## begin RECORDED DATA
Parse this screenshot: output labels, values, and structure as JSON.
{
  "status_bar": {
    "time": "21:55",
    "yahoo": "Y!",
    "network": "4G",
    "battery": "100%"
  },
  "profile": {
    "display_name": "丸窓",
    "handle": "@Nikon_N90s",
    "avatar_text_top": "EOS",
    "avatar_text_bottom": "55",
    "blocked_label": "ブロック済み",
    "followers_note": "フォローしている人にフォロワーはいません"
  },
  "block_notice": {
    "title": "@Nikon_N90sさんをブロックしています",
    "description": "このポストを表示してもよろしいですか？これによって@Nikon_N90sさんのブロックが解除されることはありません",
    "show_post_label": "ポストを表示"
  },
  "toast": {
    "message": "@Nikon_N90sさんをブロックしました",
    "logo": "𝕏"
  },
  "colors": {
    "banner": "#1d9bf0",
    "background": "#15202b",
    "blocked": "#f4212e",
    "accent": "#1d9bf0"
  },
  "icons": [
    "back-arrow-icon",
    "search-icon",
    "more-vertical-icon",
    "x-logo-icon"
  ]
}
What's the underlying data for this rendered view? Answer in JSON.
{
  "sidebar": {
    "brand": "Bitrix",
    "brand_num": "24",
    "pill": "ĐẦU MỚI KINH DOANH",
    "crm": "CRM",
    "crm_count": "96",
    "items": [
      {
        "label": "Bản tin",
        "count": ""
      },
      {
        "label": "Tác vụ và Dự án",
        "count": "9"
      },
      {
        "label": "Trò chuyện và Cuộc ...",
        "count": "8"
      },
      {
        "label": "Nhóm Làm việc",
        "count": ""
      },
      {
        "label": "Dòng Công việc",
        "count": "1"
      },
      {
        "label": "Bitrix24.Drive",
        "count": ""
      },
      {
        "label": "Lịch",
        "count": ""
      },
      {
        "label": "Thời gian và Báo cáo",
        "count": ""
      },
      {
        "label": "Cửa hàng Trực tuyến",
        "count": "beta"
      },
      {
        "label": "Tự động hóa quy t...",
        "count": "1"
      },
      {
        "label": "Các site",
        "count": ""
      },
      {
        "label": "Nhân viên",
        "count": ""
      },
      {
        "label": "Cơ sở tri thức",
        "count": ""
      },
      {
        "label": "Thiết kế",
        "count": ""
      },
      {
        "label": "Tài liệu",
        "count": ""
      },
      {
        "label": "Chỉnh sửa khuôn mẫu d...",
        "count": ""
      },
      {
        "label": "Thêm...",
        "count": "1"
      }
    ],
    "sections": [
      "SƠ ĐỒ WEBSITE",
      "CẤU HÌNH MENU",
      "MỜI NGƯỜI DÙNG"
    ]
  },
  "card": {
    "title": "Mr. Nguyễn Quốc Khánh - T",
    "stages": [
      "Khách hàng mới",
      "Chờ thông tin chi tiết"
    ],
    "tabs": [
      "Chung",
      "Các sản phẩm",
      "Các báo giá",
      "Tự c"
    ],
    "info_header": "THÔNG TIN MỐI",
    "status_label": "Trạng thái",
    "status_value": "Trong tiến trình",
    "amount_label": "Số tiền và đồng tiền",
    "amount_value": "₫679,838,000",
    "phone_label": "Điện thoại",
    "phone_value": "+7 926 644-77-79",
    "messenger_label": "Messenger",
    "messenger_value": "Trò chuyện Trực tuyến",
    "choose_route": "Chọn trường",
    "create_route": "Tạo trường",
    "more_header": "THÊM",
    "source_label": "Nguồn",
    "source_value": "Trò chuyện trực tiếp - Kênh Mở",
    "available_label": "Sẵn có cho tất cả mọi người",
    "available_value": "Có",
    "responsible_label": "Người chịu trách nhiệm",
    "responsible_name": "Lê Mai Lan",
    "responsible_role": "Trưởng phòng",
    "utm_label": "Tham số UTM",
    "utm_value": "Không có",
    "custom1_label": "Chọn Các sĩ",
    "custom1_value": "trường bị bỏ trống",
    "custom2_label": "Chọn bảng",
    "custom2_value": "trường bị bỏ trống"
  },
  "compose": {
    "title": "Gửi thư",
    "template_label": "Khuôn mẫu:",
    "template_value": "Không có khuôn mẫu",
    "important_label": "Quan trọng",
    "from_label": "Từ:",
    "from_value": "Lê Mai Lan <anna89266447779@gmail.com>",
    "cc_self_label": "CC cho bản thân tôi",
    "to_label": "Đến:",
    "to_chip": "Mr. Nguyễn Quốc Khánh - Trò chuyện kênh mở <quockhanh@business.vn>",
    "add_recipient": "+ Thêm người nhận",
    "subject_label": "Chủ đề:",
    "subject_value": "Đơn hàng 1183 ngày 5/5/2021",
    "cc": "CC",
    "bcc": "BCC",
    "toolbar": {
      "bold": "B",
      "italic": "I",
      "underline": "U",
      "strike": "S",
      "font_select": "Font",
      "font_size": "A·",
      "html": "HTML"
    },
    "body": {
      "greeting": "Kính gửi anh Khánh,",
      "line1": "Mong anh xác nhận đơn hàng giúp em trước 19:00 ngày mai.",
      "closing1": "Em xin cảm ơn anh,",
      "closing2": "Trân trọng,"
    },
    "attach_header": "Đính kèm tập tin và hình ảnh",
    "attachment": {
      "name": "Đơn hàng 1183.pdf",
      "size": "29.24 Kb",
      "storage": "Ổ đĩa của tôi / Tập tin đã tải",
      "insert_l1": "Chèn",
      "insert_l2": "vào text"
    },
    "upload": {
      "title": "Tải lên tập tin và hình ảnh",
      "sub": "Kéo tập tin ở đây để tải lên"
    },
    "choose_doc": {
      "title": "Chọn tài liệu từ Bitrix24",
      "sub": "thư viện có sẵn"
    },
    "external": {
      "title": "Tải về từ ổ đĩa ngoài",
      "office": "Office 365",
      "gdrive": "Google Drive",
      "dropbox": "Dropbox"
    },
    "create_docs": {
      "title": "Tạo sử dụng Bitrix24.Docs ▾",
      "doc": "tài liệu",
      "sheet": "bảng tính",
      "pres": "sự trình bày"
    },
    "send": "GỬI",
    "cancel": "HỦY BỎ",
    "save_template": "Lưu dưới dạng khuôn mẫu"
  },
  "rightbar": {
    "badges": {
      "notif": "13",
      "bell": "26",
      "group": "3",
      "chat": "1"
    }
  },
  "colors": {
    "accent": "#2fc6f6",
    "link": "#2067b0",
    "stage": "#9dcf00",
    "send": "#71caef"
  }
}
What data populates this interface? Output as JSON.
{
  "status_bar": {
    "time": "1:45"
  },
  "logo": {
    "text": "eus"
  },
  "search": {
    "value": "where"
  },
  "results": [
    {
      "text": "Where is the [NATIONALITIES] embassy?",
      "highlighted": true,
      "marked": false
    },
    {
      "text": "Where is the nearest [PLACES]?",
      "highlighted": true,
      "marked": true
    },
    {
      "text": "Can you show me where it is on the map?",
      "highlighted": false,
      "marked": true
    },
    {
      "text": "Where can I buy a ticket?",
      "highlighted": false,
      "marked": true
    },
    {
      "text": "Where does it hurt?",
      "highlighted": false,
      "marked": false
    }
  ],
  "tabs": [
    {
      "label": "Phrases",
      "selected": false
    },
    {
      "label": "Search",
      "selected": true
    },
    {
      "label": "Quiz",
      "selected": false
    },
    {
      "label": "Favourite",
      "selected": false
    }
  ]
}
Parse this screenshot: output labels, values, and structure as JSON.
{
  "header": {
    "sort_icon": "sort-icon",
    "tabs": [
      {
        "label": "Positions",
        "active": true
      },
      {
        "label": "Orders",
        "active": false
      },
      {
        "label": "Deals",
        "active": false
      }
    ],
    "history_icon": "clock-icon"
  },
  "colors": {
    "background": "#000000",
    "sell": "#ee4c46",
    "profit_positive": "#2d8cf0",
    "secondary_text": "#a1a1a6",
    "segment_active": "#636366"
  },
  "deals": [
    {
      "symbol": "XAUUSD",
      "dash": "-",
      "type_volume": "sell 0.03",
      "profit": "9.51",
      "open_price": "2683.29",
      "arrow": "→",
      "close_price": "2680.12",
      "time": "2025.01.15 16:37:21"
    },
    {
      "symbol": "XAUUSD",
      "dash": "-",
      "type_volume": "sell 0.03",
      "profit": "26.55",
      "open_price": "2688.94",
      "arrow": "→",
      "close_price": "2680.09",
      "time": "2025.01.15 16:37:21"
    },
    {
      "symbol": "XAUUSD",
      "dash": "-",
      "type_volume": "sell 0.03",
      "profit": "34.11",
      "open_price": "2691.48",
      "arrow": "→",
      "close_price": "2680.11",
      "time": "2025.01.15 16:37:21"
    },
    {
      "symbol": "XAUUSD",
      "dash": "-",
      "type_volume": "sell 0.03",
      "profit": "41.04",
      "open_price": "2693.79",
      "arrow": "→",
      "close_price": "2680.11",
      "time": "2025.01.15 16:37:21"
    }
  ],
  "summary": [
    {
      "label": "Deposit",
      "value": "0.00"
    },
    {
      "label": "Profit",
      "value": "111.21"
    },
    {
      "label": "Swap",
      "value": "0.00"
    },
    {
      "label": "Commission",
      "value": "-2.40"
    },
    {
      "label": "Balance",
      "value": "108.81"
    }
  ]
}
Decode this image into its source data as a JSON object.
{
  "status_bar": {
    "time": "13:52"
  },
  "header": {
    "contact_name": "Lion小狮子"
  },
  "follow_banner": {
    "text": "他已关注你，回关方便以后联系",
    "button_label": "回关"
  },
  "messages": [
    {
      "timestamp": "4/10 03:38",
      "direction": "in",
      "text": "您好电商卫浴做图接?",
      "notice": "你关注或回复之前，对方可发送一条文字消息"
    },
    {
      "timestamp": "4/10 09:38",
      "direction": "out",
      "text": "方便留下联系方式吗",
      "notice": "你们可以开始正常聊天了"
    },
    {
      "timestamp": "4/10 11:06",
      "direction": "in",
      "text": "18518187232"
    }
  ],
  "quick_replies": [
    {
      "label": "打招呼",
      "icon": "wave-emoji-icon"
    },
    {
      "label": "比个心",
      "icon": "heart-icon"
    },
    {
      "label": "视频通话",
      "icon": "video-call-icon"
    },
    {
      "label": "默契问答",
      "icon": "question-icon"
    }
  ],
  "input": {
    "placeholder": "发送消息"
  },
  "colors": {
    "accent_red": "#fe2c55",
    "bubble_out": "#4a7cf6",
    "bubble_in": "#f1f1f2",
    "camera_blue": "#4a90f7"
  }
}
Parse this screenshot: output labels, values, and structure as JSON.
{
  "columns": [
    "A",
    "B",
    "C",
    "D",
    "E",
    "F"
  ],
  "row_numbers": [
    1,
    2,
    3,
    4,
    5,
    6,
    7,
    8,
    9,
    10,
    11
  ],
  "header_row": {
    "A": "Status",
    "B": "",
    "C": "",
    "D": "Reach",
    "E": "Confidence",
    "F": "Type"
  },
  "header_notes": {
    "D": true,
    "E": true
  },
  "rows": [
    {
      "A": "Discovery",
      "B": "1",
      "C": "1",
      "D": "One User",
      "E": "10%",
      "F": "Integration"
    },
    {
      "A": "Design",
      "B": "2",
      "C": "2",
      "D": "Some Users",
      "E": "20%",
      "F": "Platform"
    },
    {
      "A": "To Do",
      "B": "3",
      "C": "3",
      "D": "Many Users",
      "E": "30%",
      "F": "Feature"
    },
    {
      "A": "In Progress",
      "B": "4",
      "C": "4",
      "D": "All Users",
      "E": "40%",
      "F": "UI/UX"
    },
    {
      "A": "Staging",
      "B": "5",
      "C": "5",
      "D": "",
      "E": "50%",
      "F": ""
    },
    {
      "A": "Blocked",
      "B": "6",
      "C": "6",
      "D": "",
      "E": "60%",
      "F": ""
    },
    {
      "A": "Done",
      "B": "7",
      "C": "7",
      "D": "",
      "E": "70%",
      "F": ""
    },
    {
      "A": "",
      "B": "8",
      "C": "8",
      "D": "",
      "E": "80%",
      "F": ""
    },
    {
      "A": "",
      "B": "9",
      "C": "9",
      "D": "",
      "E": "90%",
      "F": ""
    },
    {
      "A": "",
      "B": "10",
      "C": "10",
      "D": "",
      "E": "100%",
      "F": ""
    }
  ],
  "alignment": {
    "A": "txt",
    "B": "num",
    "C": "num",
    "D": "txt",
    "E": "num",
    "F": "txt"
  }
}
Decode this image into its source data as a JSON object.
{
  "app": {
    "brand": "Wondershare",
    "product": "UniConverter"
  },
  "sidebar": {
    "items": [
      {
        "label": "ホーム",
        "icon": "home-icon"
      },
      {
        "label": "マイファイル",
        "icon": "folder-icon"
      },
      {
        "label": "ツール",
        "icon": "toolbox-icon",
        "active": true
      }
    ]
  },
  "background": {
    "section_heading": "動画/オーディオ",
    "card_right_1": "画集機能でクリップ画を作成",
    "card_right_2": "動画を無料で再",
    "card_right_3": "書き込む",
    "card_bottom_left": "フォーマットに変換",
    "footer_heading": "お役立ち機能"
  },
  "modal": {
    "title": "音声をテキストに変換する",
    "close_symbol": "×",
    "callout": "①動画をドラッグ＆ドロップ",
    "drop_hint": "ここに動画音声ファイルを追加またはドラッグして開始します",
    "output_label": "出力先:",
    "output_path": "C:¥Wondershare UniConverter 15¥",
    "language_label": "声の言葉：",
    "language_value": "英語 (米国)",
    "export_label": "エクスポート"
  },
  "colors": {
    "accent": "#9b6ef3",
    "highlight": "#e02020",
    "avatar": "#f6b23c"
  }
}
## end RECORDED DATA
PROBLEM TO SOLVE
A line counts if it holds the word "background". How many lines of the entries count? Give the number only.

ANSWER IN FULL
3